- _CHALLENGE_:
Look for the string "DOMINGOS" and copy every line that has it.
************
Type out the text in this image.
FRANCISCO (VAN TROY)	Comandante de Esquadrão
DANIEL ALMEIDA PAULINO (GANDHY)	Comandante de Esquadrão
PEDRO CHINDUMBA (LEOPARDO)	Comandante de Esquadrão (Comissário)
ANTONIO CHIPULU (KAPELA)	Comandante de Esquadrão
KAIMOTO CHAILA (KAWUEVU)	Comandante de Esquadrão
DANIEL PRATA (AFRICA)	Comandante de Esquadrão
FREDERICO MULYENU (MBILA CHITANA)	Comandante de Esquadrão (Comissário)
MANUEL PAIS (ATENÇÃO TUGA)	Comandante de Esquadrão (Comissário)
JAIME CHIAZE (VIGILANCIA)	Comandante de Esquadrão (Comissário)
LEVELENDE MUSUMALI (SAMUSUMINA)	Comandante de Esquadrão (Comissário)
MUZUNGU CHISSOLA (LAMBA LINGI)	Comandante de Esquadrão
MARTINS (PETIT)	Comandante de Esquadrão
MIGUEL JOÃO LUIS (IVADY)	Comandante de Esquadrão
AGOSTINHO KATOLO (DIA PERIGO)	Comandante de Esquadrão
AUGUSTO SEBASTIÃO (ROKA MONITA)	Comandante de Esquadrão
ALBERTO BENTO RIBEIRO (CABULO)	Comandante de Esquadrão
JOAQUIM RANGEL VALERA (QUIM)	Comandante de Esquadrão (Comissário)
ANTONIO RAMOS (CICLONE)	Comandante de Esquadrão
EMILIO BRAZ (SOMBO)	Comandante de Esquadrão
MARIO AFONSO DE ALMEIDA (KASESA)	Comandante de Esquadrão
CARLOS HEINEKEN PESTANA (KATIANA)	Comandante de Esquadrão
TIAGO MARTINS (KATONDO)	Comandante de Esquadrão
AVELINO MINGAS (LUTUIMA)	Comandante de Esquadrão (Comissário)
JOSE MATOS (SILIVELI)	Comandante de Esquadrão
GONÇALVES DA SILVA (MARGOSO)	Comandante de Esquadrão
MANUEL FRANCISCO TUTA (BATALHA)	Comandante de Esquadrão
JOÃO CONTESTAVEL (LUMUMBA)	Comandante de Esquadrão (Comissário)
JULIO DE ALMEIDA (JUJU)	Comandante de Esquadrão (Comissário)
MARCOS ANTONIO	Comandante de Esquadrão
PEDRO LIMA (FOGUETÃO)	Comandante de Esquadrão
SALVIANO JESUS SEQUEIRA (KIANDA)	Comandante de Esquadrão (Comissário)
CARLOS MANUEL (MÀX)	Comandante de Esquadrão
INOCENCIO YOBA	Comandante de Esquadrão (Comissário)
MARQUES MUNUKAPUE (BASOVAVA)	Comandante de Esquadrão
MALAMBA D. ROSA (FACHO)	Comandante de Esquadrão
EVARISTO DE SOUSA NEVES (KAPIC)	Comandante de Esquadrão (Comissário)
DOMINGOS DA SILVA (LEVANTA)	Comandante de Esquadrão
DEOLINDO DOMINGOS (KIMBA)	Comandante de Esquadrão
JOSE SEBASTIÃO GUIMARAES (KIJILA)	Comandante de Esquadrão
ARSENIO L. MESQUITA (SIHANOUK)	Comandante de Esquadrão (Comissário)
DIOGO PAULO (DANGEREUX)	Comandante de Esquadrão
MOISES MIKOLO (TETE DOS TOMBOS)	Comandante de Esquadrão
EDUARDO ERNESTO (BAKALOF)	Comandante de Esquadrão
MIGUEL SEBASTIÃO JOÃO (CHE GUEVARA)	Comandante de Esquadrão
************
- _RESPONSE_:
DOMINGOS DA SILVA (LEVANTA)	Comandante de Esquadrão
DEOLINDO DOMINGOS (KIMBA)	Comandante de Esquadrão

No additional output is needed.